Task statement – Images must not appear in your copy; reproduce every other part of the records exactly.

___ Given data ___

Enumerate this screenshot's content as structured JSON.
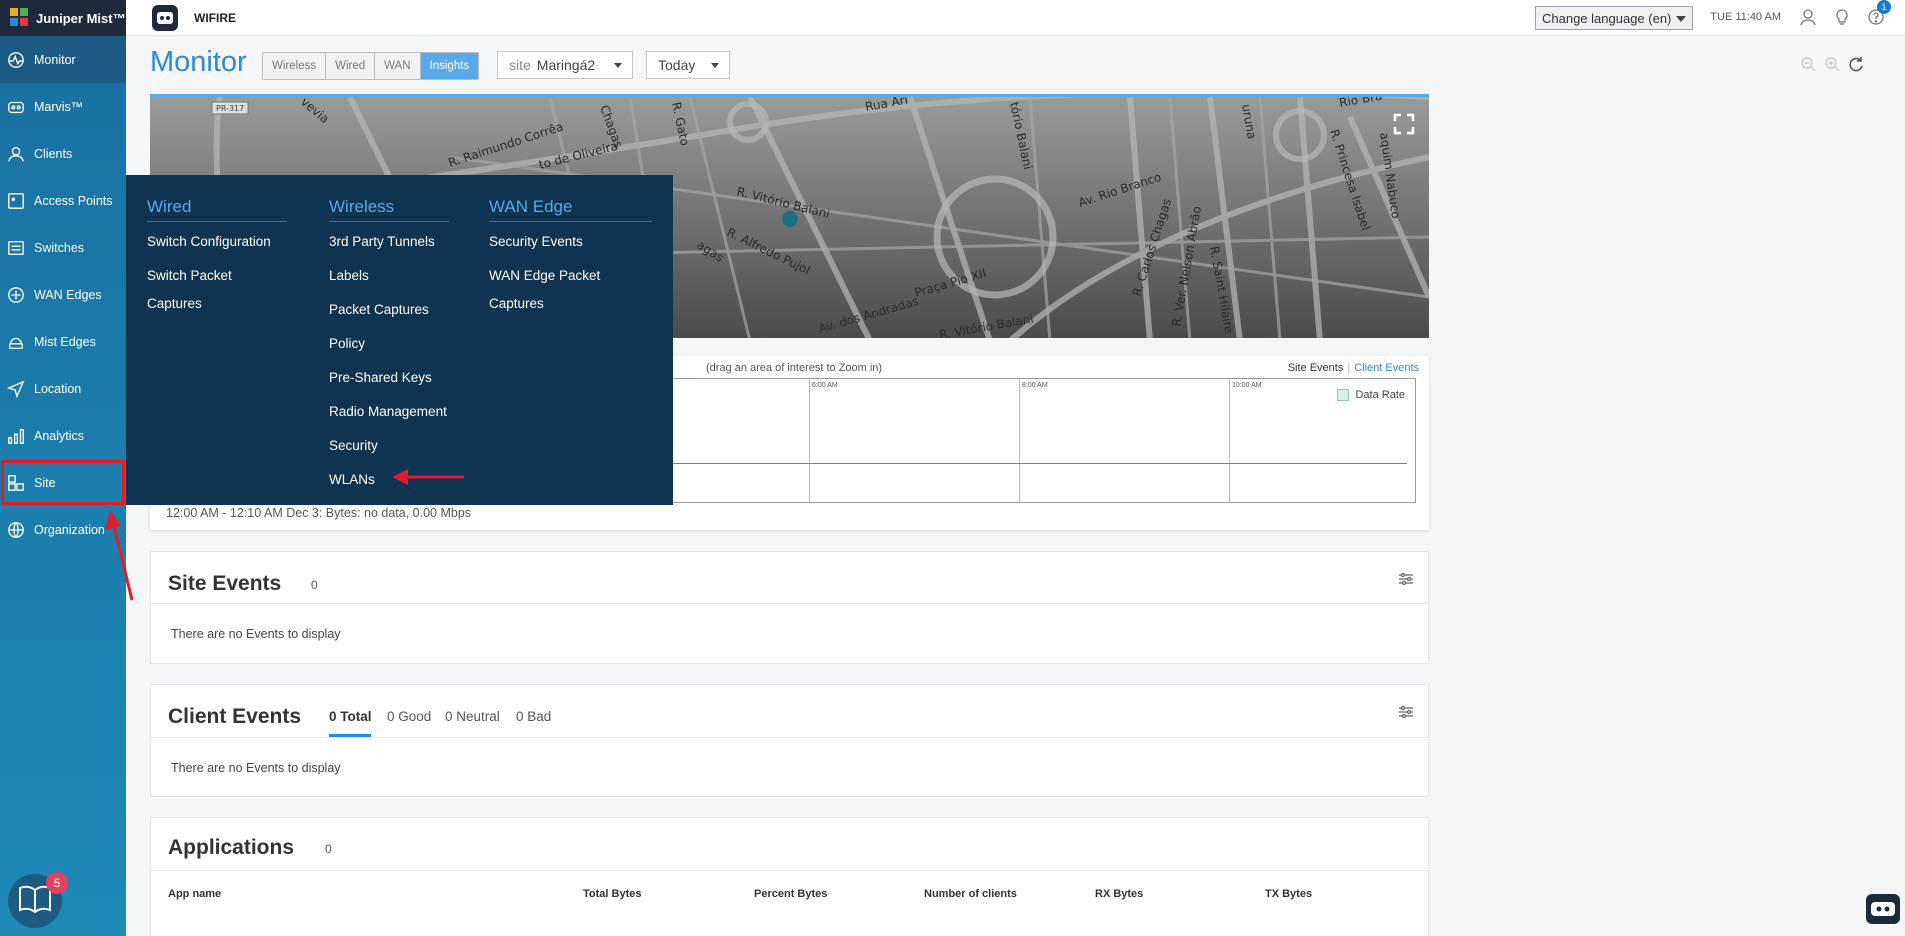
{
  "brand": {
    "name": "Juniper Mist™"
  },
  "sidebar": {
    "items": [
      {
        "label": "Monitor",
        "icon": "monitor-icon"
      },
      {
        "label": "Marvis™",
        "icon": "marvis-icon"
      },
      {
        "label": "Clients",
        "icon": "clients-icon"
      },
      {
        "label": "Access Points",
        "icon": "access-point-icon"
      },
      {
        "label": "Switches",
        "icon": "switches-icon"
      },
      {
        "label": "WAN Edges",
        "icon": "wan-edges-icon"
      },
      {
        "label": "Mist Edges",
        "icon": "mist-edges-icon"
      },
      {
        "label": "Location",
        "icon": "location-icon"
      },
      {
        "label": "Analytics",
        "icon": "analytics-icon"
      },
      {
        "label": "Site",
        "icon": "site-icon"
      },
      {
        "label": "Organization",
        "icon": "organization-icon"
      }
    ],
    "help_badge": "5"
  },
  "header": {
    "org_name": "WIFIRE",
    "language": "Change language (en)",
    "clock": "TUE 11:40 AM",
    "notification_count": "1"
  },
  "monitor": {
    "title": "Monitor",
    "tabs": [
      "Wireless",
      "Wired",
      "WAN",
      "Insights"
    ],
    "active_tab": "Insights",
    "site_label": "site",
    "site_value": "Maringá2",
    "date_value": "Today"
  },
  "map": {
    "streets": [
      "R. Raimundo Corrêa",
      "to de Oliveira",
      "Chagas",
      "R. Gato",
      "Rua Ari",
      "tório Balani",
      "R. Vitório Balani",
      "R. Alfredo Pujol",
      "Av. Rio Branco",
      "R. Carlos Chagas",
      "R. Ver. Nelson Abrão",
      "R. Saint Hilaire",
      "R. Princesa Isabel",
      "aquim Nabuco",
      "Praça Pio XII",
      "Av. dos Andradas",
      "R. Vitório Balani",
      "PR-317",
      "vevia",
      "agas",
      "uruna",
      "Rio Bra"
    ]
  },
  "timeline": {
    "hint": "(drag an area of interest to Zoom in)",
    "site_events_label": "Site Events",
    "client_events_label": "Client Events",
    "ticks": [
      "6:00 AM",
      "8:00 AM",
      "10:00 AM"
    ],
    "legend": "Data Rate",
    "summary": "12:00 AM - 12:10 AM Dec 3: Bytes: no data, 0.00 Mbps"
  },
  "site_events": {
    "title": "Site Events",
    "count": "0",
    "empty": "There are no Events to display"
  },
  "client_events": {
    "title": "Client Events",
    "tabs": [
      "0 Total",
      "0 Good",
      "0 Neutral",
      "0 Bad"
    ],
    "empty": "There are no Events to display"
  },
  "applications": {
    "title": "Applications",
    "count": "0",
    "columns": [
      "App name",
      "Total Bytes",
      "Percent Bytes",
      "Number of clients",
      "RX Bytes",
      "TX Bytes"
    ]
  },
  "site_menu": {
    "wired": {
      "heading": "Wired",
      "items": [
        "Switch Configuration",
        "Switch Packet Captures"
      ]
    },
    "wireless": {
      "heading": "Wireless",
      "items": [
        "3rd Party Tunnels",
        "Labels",
        "Packet Captures",
        "Policy",
        "Pre-Shared Keys",
        "Radio Management",
        "Security",
        "WLANs"
      ]
    },
    "wan_edge": {
      "heading": "WAN Edge",
      "items": [
        "Security Events",
        "WAN Edge Packet Captures"
      ]
    }
  },
  "colors": {
    "accent": "#2b8ad8",
    "sidebar": "#1a7db0",
    "menu_bg": "#0f3350",
    "highlight_red": "#e11d2a"
  }
}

___

Solution to this exercise –
Enumerate this screenshot's content as structured JSON.
{
  "brand": {
    "name": "Juniper Mist™"
  },
  "sidebar": {
    "items": [
      {
        "label": "Monitor",
        "icon": "monitor-icon"
      },
      {
        "label": "Marvis™",
        "icon": "marvis-icon"
      },
      {
        "label": "Clients",
        "icon": "clients-icon"
      },
      {
        "label": "Access Points",
        "icon": "access-point-icon"
      },
      {
        "label": "Switches",
        "icon": "switches-icon"
      },
      {
        "label": "WAN Edges",
        "icon": "wan-edges-icon"
      },
      {
        "label": "Mist Edges",
        "icon": "mist-edges-icon"
      },
      {
        "label": "Location",
        "icon": "location-icon"
      },
      {
        "label": "Analytics",
        "icon": "analytics-icon"
      },
      {
        "label": "Site",
        "icon": "site-icon"
      },
      {
        "label": "Organization",
        "icon": "organization-icon"
      }
    ],
    "help_badge": "5"
  },
  "header": {
    "org_name": "WIFIRE",
    "language": "Change language (en)",
    "clock": "TUE 11:40 AM",
    "notification_count": "1"
  },
  "monitor": {
    "title": "Monitor",
    "tabs": [
      "Wireless",
      "Wired",
      "WAN",
      "Insights"
    ],
    "active_tab": "Insights",
    "site_label": "site",
    "site_value": "Maringá2",
    "date_value": "Today"
  },
  "map": {
    "streets": [
      "R. Raimundo Corrêa",
      "to de Oliveira",
      "Chagas",
      "R. Gato",
      "Rua Ari",
      "tório Balani",
      "R. Vitório Balani",
      "R. Alfredo Pujol",
      "Av. Rio Branco",
      "R. Carlos Chagas",
      "R. Ver. Nelson Abrão",
      "R. Saint Hilaire",
      "R. Princesa Isabel",
      "aquim Nabuco",
      "Praça Pio XII",
      "Av. dos Andradas",
      "R. Vitório Balani",
      "PR-317",
      "vevia",
      "agas",
      "uruna",
      "Rio Bra"
    ]
  },
  "timeline": {
    "hint": "(drag an area of interest to Zoom in)",
    "site_events_label": "Site Events",
    "client_events_label": "Client Events",
    "ticks": [
      "6:00 AM",
      "8:00 AM",
      "10:00 AM"
    ],
    "legend": "Data Rate",
    "summary": "12:00 AM - 12:10 AM Dec 3: Bytes: no data, 0.00 Mbps"
  },
  "site_events": {
    "title": "Site Events",
    "count": "0",
    "empty": "There are no Events to display"
  },
  "client_events": {
    "title": "Client Events",
    "tabs": [
      "0 Total",
      "0 Good",
      "0 Neutral",
      "0 Bad"
    ],
    "empty": "There are no Events to display"
  },
  "applications": {
    "title": "Applications",
    "count": "0",
    "columns": [
      "App name",
      "Total Bytes",
      "Percent Bytes",
      "Number of clients",
      "RX Bytes",
      "TX Bytes"
    ]
  },
  "site_menu": {
    "wired": {
      "heading": "Wired",
      "items": [
        "Switch Configuration",
        "Switch Packet Captures"
      ]
    },
    "wireless": {
      "heading": "Wireless",
      "items": [
        "3rd Party Tunnels",
        "Labels",
        "Packet Captures",
        "Policy",
        "Pre-Shared Keys",
        "Radio Management",
        "Security",
        "WLANs"
      ]
    },
    "wan_edge": {
      "heading": "WAN Edge",
      "items": [
        "Security Events",
        "WAN Edge Packet Captures"
      ]
    }
  },
  "colors": {
    "accent": "#2b8ad8",
    "sidebar": "#1a7db0",
    "menu_bg": "#0f3350",
    "highlight_red": "#e11d2a"
  }
}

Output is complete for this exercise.